● **Task to carry out**:
Pictures stay out of the copy; set down each line of the listing below exactly.

● **Data for this task**:
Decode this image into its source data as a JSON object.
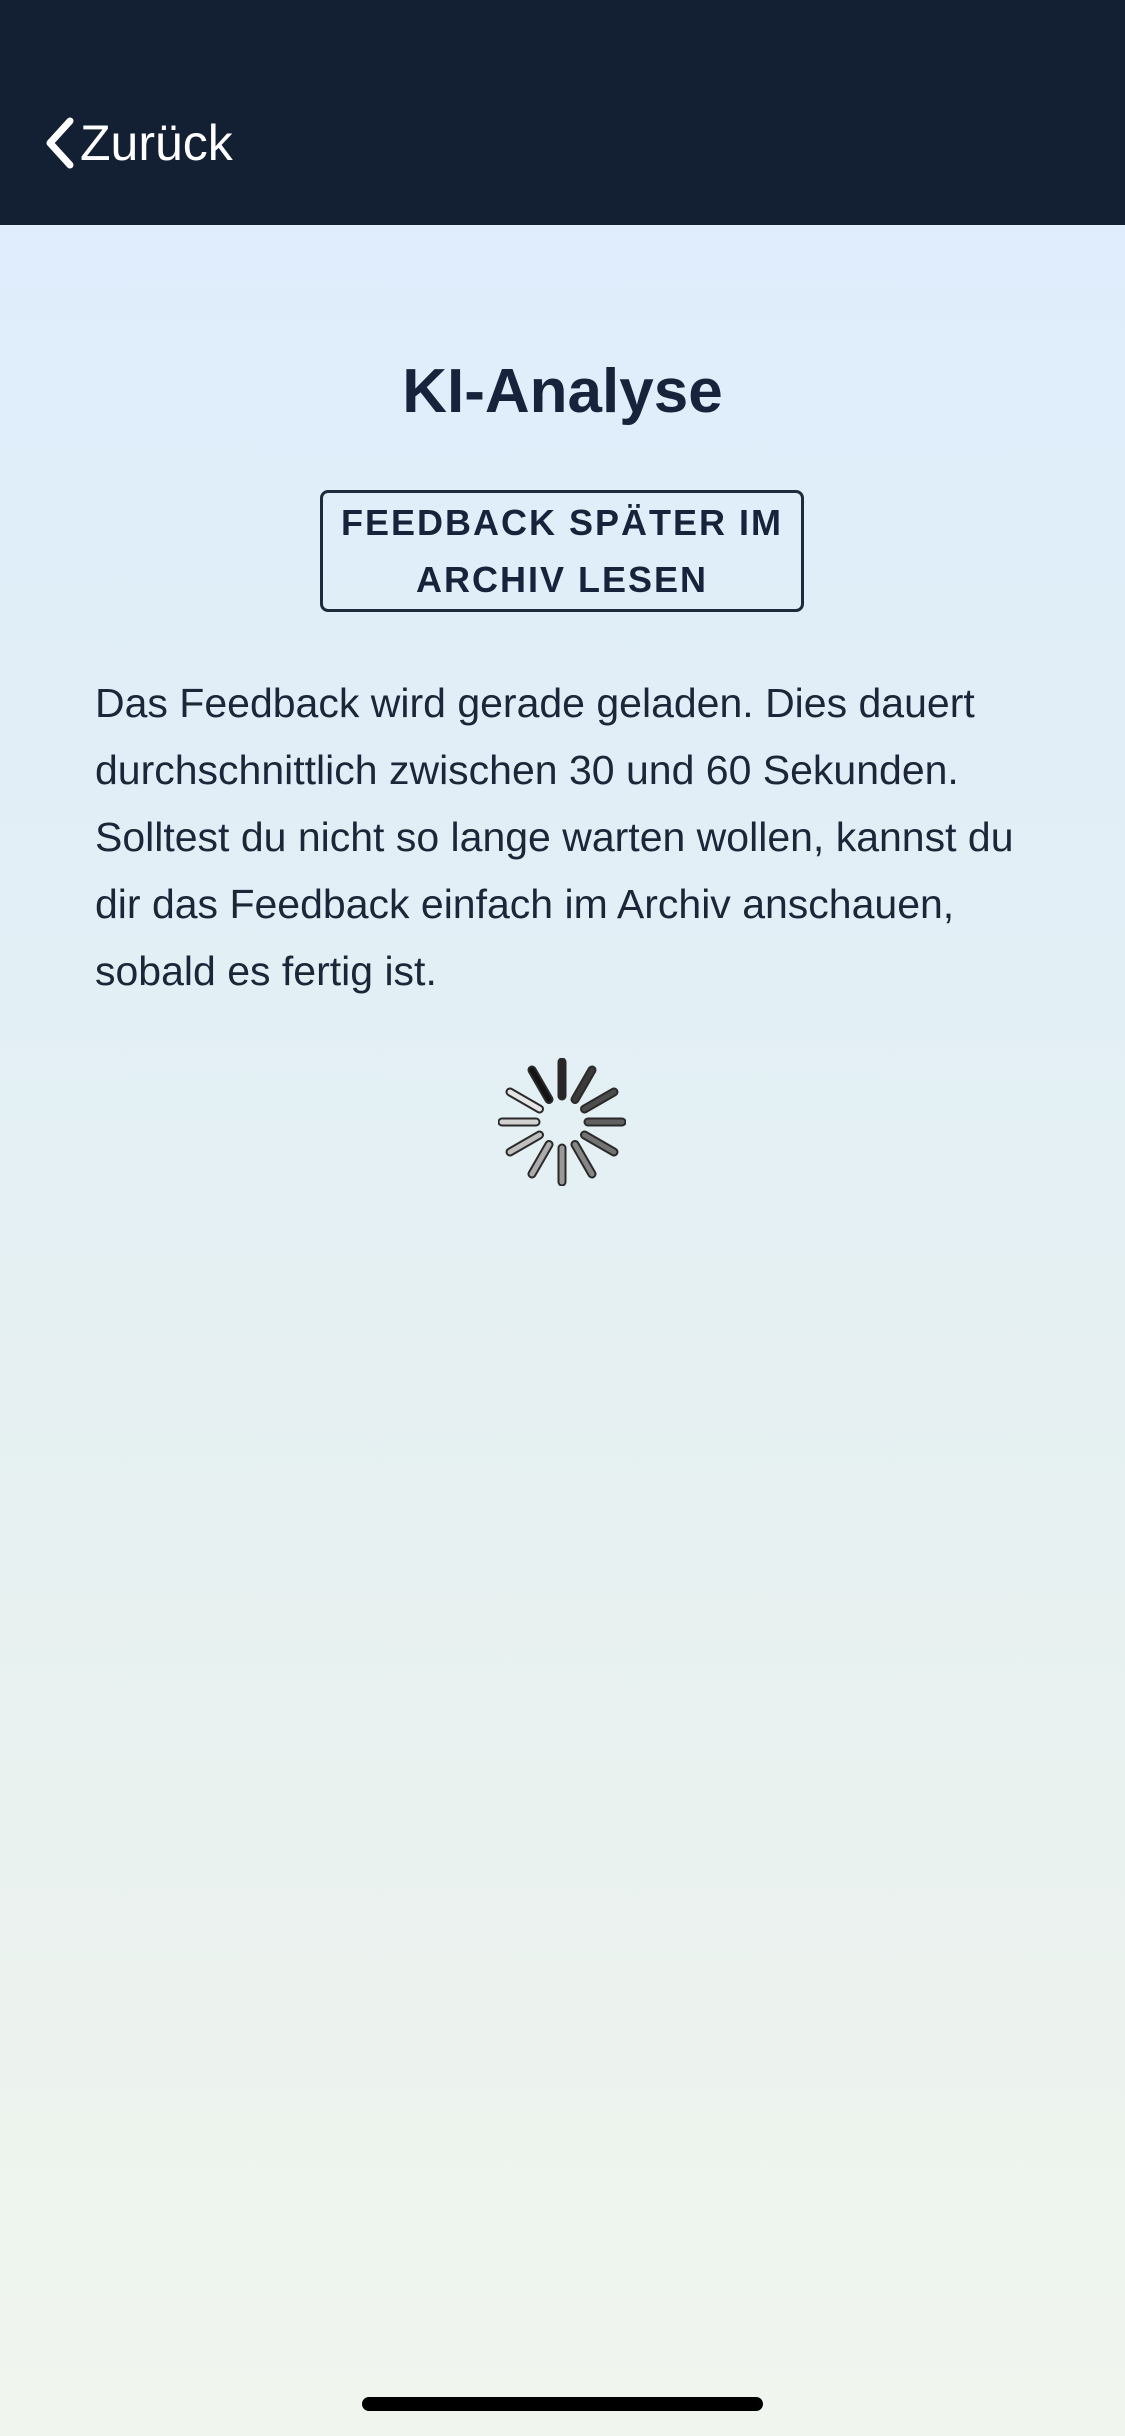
{
  "header": {
    "back_label": "Zurück",
    "background": "#131f33"
  },
  "main": {
    "title": "KI-Analyse",
    "archive_button_label": "FEEDBACK SPÄTER IM ARCHIV LESEN",
    "info_text": "Das Feedback wird gerade geladen. Dies dauert durchschnittlich zwischen 30 und 60 Sekunden. Solltest du nicht so lange warten wollen, kannst du dir das Feedback einfach im Archiv anschauen, sobald es fertig ist."
  },
  "icons": {
    "back": "chevron-left-icon",
    "loading": "loading-spinner-icon"
  },
  "colors": {
    "text": "#17233a",
    "background_top": "#deecfe",
    "background_bottom": "#f0f5ee"
  }
}
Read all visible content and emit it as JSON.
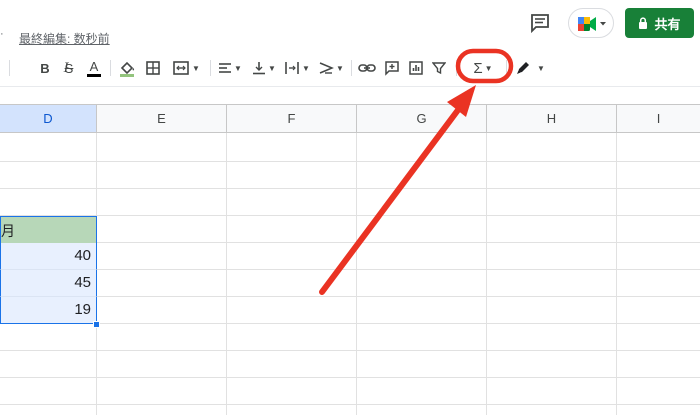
{
  "header": {
    "menu_fragment": "·",
    "last_edit": "最終編集: 数秒前",
    "share_label": "共有"
  },
  "toolbar": {
    "items": [
      "bold-button",
      "italic-button",
      "strikethrough-button",
      "text-color-button",
      "fill-color-button",
      "borders-button",
      "merge-cells-button",
      "horizontal-align-button",
      "vertical-align-button",
      "text-wrap-button",
      "text-rotation-button",
      "insert-link-button",
      "insert-comment-button",
      "insert-chart-button",
      "filter-button",
      "functions-button",
      "pen-button"
    ],
    "bold": "B",
    "italic": "I",
    "strike": "S",
    "textcolor": "A",
    "functions": "Σ"
  },
  "columns": [
    "D",
    "E",
    "F",
    "G",
    "H",
    "I"
  ],
  "cells": {
    "header_fragment": "月",
    "values": [
      "40",
      "45",
      "19"
    ]
  },
  "colors": {
    "accent_green": "#188038",
    "header_fill": "#b7d7b8",
    "selection_fill": "#e8f0fe",
    "selection_border": "#1a73e8",
    "highlight_red": "#ea3323"
  }
}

● **Correct result**:
Decode this image into its source data as a JSON object.
{
  "header": {
    "back_label": "Zurück",
    "background": "#131f33"
  },
  "main": {
    "title": "KI-Analyse",
    "archive_button_label": "FEEDBACK SPÄTER IM ARCHIV LESEN",
    "info_text": "Das Feedback wird gerade geladen. Dies dauert durchschnittlich zwischen 30 und 60 Sekunden. Solltest du nicht so lange warten wollen, kannst du dir das Feedback einfach im Archiv anschauen, sobald es fertig ist."
  },
  "icons": {
    "back": "chevron-left-icon",
    "loading": "loading-spinner-icon"
  },
  "colors": {
    "text": "#17233a",
    "background_top": "#deecfe",
    "background_bottom": "#f0f5ee"
  }
}
Read all visible content and emit it as JSON.
{
  "header": {
    "menu_fragment": "·",
    "last_edit": "最終編集: 数秒前",
    "share_label": "共有"
  },
  "toolbar": {
    "items": [
      "bold-button",
      "italic-button",
      "strikethrough-button",
      "text-color-button",
      "fill-color-button",
      "borders-button",
      "merge-cells-button",
      "horizontal-align-button",
      "vertical-align-button",
      "text-wrap-button",
      "text-rotation-button",
      "insert-link-button",
      "insert-comment-button",
      "insert-chart-button",
      "filter-button",
      "functions-button",
      "pen-button"
    ],
    "bold": "B",
    "italic": "I",
    "strike": "S",
    "textcolor": "A",
    "functions": "Σ"
  },
  "columns": [
    "D",
    "E",
    "F",
    "G",
    "H",
    "I"
  ],
  "cells": {
    "header_fragment": "月",
    "values": [
      "40",
      "45",
      "19"
    ]
  },
  "colors": {
    "accent_green": "#188038",
    "header_fill": "#b7d7b8",
    "selection_fill": "#e8f0fe",
    "selection_border": "#1a73e8",
    "highlight_red": "#ea3323"
  }
}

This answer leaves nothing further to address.